*REQUIRED TASK A*: Set down again, word for word, the rows of collection entries starting at the first row and ending at the row that contains "reply-meta: 6-27 21:32", with both of those rows included.

*GIVEN PASSAGE*:
_ _ _ _ _

Archive for the ‘arctic-adventure’ Tag

Arctic Adventure (1981)   12 comments

With this game I close the book on something I’ve been working on for a long time: playing through all the games listed as source code in the Captain 80 Book of Basic Adventures, as collected and published by Bob Liddil of the Programmer’s Guild. We’re not quite done with Liddil (he put out a later volume for C64, Castles and Kingdoms) but still, given I technically started the book with Adventureland in 2015, it’s the ending of a long trip.

From the aforementioned book.

I ended here — and saved this game for close to the end of my 1981 sequence — because the source code wasn’t anywhere on the Internet, so I knew I would need to type it. I got part of the way through, but one day I noticed a website

arctic81.com

show up on my arrival links for the blog. Clicking curiously, I found the original author (Harry McCracken) had revived his game and wrote about it in detail, and made a version playable at that very link!

So, no typing the entire chunk of BASIC source code after all. Not today, Satan. Also, rather vitally, the author discovered that the source code contained a bug that made the game entirely unplayable, and fixed some other bugs besides. He also added features — it seems mostly to be a slot machine he coded in 1979 — so if I was super-concerned about original authenticity I would go back to typing anyway, but in truth, if there was one bug that likely came from a printing error, other bugs might come from the same source, so as long as I note the major changes ahead of time (as I just did) I feel perfectly comfortable playing the 2021 remix.

Even if you’re not planning on playing the game, I do recommend reading the history rundown which includes nuggets like:

  • Harry McCracken was (and still is) friends with Charles Forsythe (of games like Tower of Fear) and first encountered Bob Liddil when he visited the TRS-80 Users’ Group of Eastern Massachusetts, which met at their school.
  • There’s a largely imaginary bio in the book that claims he was fifteen (he was actually seventeen) and that he took computer courses, played Dungeons and Dragons, and was a science fiction fan (none of which were true).
  • In addition to appearing in the book (which he knew about) he also showed up in the still-mysterious MICRO-FANTASY tapezine (I have never seen any actual copies) but without permission. He only learned about the tape quite recently.

This admittedly falls within Bob Liddil’s self-description as a “hustler and a huckster”.

(I’m incidentally about to describe a “full playthrough”, so if you’re genuinely interested in a 1981 game that has been revised in 2021, you should try playing it at the link above first.)

Moving on to the game itself, it has an odd sort of innovation in not being clear what the main objective is. I didn’t actually know the objective until I had won the game. That sounds “objectively bad” but there’s a sneaky bit of deception that I’ll get into which made the maneuver interesting. (Also: a little bit of shades of Mystery Fun House where I didn’t find the explanatory message until about halfway through.)

_ _ _ _ _

Collection entries:
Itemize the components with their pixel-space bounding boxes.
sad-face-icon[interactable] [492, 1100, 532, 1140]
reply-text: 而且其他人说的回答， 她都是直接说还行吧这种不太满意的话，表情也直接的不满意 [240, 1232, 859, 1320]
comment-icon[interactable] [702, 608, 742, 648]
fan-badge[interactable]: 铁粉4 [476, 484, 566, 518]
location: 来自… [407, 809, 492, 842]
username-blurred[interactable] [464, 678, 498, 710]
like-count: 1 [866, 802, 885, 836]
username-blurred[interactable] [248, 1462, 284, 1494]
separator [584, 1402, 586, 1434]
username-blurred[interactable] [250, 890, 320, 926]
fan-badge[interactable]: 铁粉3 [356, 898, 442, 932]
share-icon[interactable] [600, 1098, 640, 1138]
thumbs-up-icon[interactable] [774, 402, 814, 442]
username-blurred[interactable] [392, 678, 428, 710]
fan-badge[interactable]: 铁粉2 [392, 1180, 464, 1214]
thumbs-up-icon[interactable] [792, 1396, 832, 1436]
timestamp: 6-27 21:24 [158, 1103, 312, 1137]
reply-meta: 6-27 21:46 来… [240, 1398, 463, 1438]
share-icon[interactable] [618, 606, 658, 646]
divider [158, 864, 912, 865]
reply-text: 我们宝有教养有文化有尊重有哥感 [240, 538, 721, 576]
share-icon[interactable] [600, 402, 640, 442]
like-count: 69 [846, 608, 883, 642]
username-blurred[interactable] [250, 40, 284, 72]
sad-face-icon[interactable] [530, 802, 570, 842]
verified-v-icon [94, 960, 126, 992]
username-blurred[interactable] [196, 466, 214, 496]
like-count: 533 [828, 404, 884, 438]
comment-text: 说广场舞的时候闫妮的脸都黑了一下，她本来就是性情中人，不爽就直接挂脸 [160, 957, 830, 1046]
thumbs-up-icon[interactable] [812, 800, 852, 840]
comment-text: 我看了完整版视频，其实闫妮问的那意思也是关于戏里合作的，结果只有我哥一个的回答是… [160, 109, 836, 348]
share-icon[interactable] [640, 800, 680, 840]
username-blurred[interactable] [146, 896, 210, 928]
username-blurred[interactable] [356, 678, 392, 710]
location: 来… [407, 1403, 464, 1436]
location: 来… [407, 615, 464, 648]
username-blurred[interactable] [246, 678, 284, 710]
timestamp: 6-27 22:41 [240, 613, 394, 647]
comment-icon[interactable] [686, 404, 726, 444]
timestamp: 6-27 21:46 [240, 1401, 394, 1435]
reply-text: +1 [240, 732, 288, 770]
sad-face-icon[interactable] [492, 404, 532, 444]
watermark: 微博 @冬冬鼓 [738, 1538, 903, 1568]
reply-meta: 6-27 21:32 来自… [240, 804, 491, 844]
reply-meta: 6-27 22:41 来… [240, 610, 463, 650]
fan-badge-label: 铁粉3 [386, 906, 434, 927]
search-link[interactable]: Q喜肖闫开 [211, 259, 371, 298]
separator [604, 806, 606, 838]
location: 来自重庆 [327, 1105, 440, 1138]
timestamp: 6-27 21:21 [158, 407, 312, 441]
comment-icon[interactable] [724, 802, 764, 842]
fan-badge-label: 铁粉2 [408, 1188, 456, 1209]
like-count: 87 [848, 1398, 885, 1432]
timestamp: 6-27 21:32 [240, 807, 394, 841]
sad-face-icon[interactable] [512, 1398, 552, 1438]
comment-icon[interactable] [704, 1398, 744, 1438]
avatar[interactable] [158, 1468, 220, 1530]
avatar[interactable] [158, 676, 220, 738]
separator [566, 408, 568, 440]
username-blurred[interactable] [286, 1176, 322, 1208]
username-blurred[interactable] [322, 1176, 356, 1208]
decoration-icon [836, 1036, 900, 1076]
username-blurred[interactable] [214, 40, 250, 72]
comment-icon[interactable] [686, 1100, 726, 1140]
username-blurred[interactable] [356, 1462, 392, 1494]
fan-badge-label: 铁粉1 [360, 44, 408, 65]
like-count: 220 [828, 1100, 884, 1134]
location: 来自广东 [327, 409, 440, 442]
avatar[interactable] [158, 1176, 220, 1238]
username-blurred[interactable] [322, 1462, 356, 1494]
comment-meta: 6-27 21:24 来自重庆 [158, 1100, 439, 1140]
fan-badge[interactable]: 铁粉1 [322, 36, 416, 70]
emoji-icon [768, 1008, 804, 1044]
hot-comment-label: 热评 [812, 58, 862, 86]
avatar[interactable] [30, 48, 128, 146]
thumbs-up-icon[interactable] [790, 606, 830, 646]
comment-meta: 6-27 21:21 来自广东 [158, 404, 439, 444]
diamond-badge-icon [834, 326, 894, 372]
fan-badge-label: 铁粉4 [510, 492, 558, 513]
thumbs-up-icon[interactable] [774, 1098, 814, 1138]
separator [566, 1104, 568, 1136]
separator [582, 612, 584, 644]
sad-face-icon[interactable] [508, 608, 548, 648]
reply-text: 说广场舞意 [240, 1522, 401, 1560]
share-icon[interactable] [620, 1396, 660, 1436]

_ _ _ _ _

*REQUIRED TASK B*: According to the Arctic Adventure post, how old was Harry McCracken actually, when the book's bio claimed he was fifteen?

*REPLY A*:
Itemize the components with their pixel-space bounding boxes.
sad-face-icon[interactable] [492, 1100, 532, 1140]
reply-text: 而且其他人说的回答， 她都是直接说还行吧这种不太满意的话，表情也直接的不满意 [240, 1232, 859, 1320]
comment-icon[interactable] [702, 608, 742, 648]
fan-badge[interactable]: 铁粉4 [476, 484, 566, 518]
location: 来自… [407, 809, 492, 842]
username-blurred[interactable] [464, 678, 498, 710]
like-count: 1 [866, 802, 885, 836]
username-blurred[interactable] [248, 1462, 284, 1494]
separator [584, 1402, 586, 1434]
username-blurred[interactable] [250, 890, 320, 926]
fan-badge[interactable]: 铁粉3 [356, 898, 442, 932]
share-icon[interactable] [600, 1098, 640, 1138]
thumbs-up-icon[interactable] [774, 402, 814, 442]
username-blurred[interactable] [392, 678, 428, 710]
fan-badge[interactable]: 铁粉2 [392, 1180, 464, 1214]
thumbs-up-icon[interactable] [792, 1396, 832, 1436]
timestamp: 6-27 21:24 [158, 1103, 312, 1137]
reply-meta: 6-27 21:46 来… [240, 1398, 463, 1438]
share-icon[interactable] [618, 606, 658, 646]
divider [158, 864, 912, 865]
reply-text: 我们宝有教养有文化有尊重有哥感 [240, 538, 721, 576]
share-icon[interactable] [600, 402, 640, 442]
like-count: 69 [846, 608, 883, 642]
username-blurred[interactable] [250, 40, 284, 72]
sad-face-icon[interactable] [530, 802, 570, 842]
verified-v-icon [94, 960, 126, 992]
username-blurred[interactable] [196, 466, 214, 496]
like-count: 533 [828, 404, 884, 438]
comment-text: 说广场舞的时候闫妮的脸都黑了一下，她本来就是性情中人，不爽就直接挂脸 [160, 957, 830, 1046]
thumbs-up-icon[interactable] [812, 800, 852, 840]
comment-text: 我看了完整版视频，其实闫妮问的那意思也是关于戏里合作的，结果只有我哥一个的回答是… [160, 109, 836, 348]
share-icon[interactable] [640, 800, 680, 840]
username-blurred[interactable] [146, 896, 210, 928]
username-blurred[interactable] [356, 678, 392, 710]
location: 来… [407, 1403, 464, 1436]
location: 来… [407, 615, 464, 648]
username-blurred[interactable] [246, 678, 284, 710]
timestamp: 6-27 22:41 [240, 613, 394, 647]
comment-icon[interactable] [686, 404, 726, 444]
timestamp: 6-27 21:46 [240, 1401, 394, 1435]
reply-text: +1 [240, 732, 288, 770]
sad-face-icon[interactable] [492, 404, 532, 444]
watermark: 微博 @冬冬鼓 [738, 1538, 903, 1568]
reply-meta: 6-27 21:32 来自… [240, 804, 491, 844]

*REPLY B*: He was actually seventeen.